■ What the task asks
Quote every line below exactly as it reads.

Dataset entries:
********

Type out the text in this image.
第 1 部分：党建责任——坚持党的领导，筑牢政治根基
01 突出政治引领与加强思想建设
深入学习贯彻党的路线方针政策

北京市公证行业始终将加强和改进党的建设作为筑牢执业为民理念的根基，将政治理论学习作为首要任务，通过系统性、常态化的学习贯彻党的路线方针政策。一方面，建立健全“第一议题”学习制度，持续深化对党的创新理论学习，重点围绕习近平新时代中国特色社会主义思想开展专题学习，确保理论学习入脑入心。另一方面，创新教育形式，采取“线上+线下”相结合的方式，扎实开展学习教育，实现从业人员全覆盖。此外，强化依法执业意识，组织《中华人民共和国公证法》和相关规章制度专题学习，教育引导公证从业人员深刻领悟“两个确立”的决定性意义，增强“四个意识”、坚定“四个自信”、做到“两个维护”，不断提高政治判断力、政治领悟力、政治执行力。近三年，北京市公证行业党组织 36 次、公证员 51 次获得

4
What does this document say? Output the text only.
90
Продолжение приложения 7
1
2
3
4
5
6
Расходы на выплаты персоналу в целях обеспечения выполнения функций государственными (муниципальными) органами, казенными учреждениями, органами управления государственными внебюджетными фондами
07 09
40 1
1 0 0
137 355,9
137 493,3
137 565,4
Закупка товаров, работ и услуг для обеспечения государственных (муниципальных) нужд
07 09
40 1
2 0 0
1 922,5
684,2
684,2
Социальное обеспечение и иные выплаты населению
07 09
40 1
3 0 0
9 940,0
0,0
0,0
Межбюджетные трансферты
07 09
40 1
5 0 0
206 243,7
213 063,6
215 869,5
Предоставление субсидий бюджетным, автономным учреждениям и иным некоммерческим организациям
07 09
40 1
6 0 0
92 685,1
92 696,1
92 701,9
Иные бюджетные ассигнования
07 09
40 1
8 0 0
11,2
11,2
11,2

********

■ The reply
Type out the text in this image.
第 1 部分：党建责任——坚持党的领导，筑牢政治根基
01 突出政治引领与加强思想建设
深入学习贯彻党的路线方针政策

北京市公证行业始终将加强和改进党的建设作为筑牢执业为民理念的根基，将政治理论学习作为首要任务，通过系统性、常态化的学习贯彻党的路线方针政策。一方面，建立健全“第一议题”学习制度，持续深化对党的创新理论学习，重点围绕习近平新时代中国特色社会主义思想开展专题学习，确保理论学习入脑入心。另一方面，创新教育形式，采取“线上+线下”相结合的方式，扎实开展学习教育，实现从业人员全覆盖。此外，强化依法执业意识，组织《中华人民共和国公证法》和相关规章制度专题学习，教育引导公证从业人员深刻领悟“两个确立”的决定性意义，增强“四个意识”、坚定“四个自信”、做到“两个维护”，不断提高政治判断力、政治领悟力、政治执行力。近三年，北京市公证行业党组织 36 次、公证员 51 次获得

4
What does this document say? Output the text only.
90
Продолжение приложения 7
1
2
3
4
5
6
Расходы на выплаты персоналу в целях обеспечения выполнения функций государственными (муниципальными) органами, казенными учреждениями, органами управления государственными внебюджетными фондами
07 09
40 1
1 0 0
137 355,9
137 493,3
137 565,4
Закупка товаров, работ и услуг для обеспечения государственных (муниципальных) нужд
07 09
40 1
2 0 0
1 922,5
684,2
684,2
Социальное обеспечение и иные выплаты населению
07 09
40 1
3 0 0
9 940,0
0,0
0,0
Межбюджетные трансферты
07 09
40 1
5 0 0
206 243,7
213 063,6
215 869,5
Предоставление субсидий бюджетным, автономным учреждениям и иным некоммерческим организациям
07 09
40 1
6 0 0
92 685,1
92 696,1
92 701,9
Иные бюджетные ассигнования
07 09
40 1
8 0 0
11,2
11,2
11,2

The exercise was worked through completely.